Below is a block of records. Copy every line in it that contains the word "content".

□ □ □ □ □

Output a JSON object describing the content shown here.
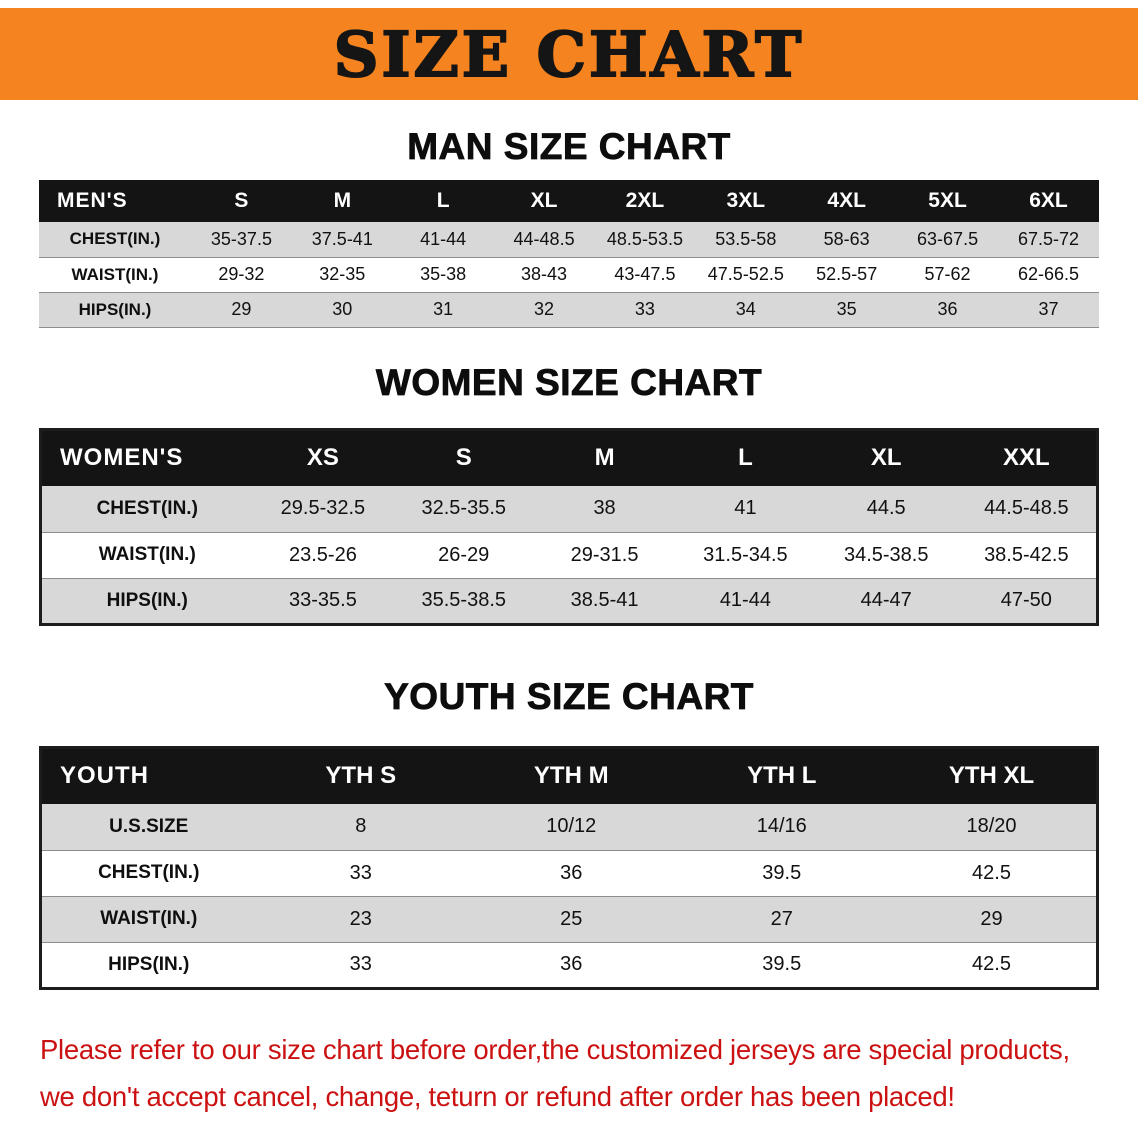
{
  "banner": {
    "title": "SIZE CHART",
    "bg_color": "#f5831f",
    "text_color": "#151515"
  },
  "colors": {
    "table_header_black": "#141414",
    "row_shade_gray": "#d8d8d8",
    "disclaimer_red": "#cb1111"
  },
  "chart_data": [
    {
      "type": "table",
      "title": "MAN SIZE CHART",
      "group_label": "MEN'S",
      "columns": [
        "S",
        "M",
        "L",
        "XL",
        "2XL",
        "3XL",
        "4XL",
        "5XL",
        "6XL"
      ],
      "rows": [
        {
          "label": "CHEST(IN.)",
          "values": [
            "35-37.5",
            "37.5-41",
            "41-44",
            "44-48.5",
            "48.5-53.5",
            "53.5-58",
            "58-63",
            "63-67.5",
            "67.5-72"
          ]
        },
        {
          "label": "WAIST(IN.)",
          "values": [
            "29-32",
            "32-35",
            "35-38",
            "38-43",
            "43-47.5",
            "47.5-52.5",
            "52.5-57",
            "57-62",
            "62-66.5"
          ]
        },
        {
          "label": "HIPS(IN.)",
          "values": [
            "29",
            "30",
            "31",
            "32",
            "33",
            "34",
            "35",
            "36",
            "37"
          ]
        }
      ]
    },
    {
      "type": "table",
      "title": "WOMEN SIZE CHART",
      "group_label": "WOMEN'S",
      "columns": [
        "XS",
        "S",
        "M",
        "L",
        "XL",
        "XXL"
      ],
      "rows": [
        {
          "label": "CHEST(IN.)",
          "values": [
            "29.5-32.5",
            "32.5-35.5",
            "38",
            "41",
            "44.5",
            "44.5-48.5"
          ]
        },
        {
          "label": "WAIST(IN.)",
          "values": [
            "23.5-26",
            "26-29",
            "29-31.5",
            "31.5-34.5",
            "34.5-38.5",
            "38.5-42.5"
          ]
        },
        {
          "label": "HIPS(IN.)",
          "values": [
            "33-35.5",
            "35.5-38.5",
            "38.5-41",
            "41-44",
            "44-47",
            "47-50"
          ]
        }
      ]
    },
    {
      "type": "table",
      "title": "YOUTH SIZE CHART",
      "group_label": "YOUTH",
      "columns": [
        "YTH S",
        "YTH M",
        "YTH L",
        "YTH XL"
      ],
      "rows": [
        {
          "label": "U.S.SIZE",
          "values": [
            "8",
            "10/12",
            "14/16",
            "18/20"
          ]
        },
        {
          "label": "CHEST(IN.)",
          "values": [
            "33",
            "36",
            "39.5",
            "42.5"
          ]
        },
        {
          "label": "WAIST(IN.)",
          "values": [
            "23",
            "25",
            "27",
            "29"
          ]
        },
        {
          "label": "HIPS(IN.)",
          "values": [
            "33",
            "36",
            "39.5",
            "42.5"
          ]
        }
      ]
    }
  ],
  "disclaimer": {
    "line1": "Please refer to our size chart before order,the customized jerseys are special products,",
    "line2": "we don't accept cancel, change, teturn or refund after order has been placed!"
  }
}
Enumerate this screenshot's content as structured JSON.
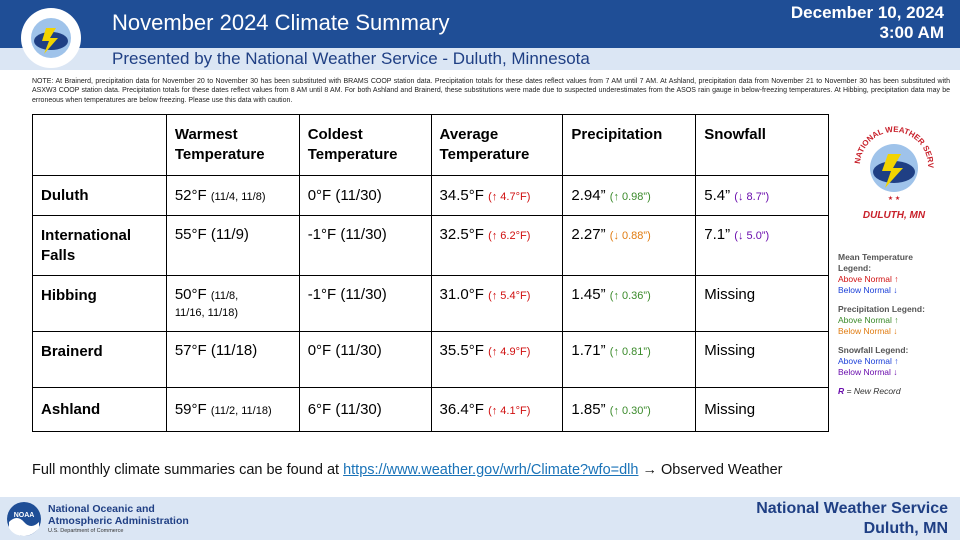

□ □ □ □ □

[ANSWER FOR THIS EXERCISE]
Output a JSON object describing the content shown here.
Enumerate this screenshot's content as structured JSON.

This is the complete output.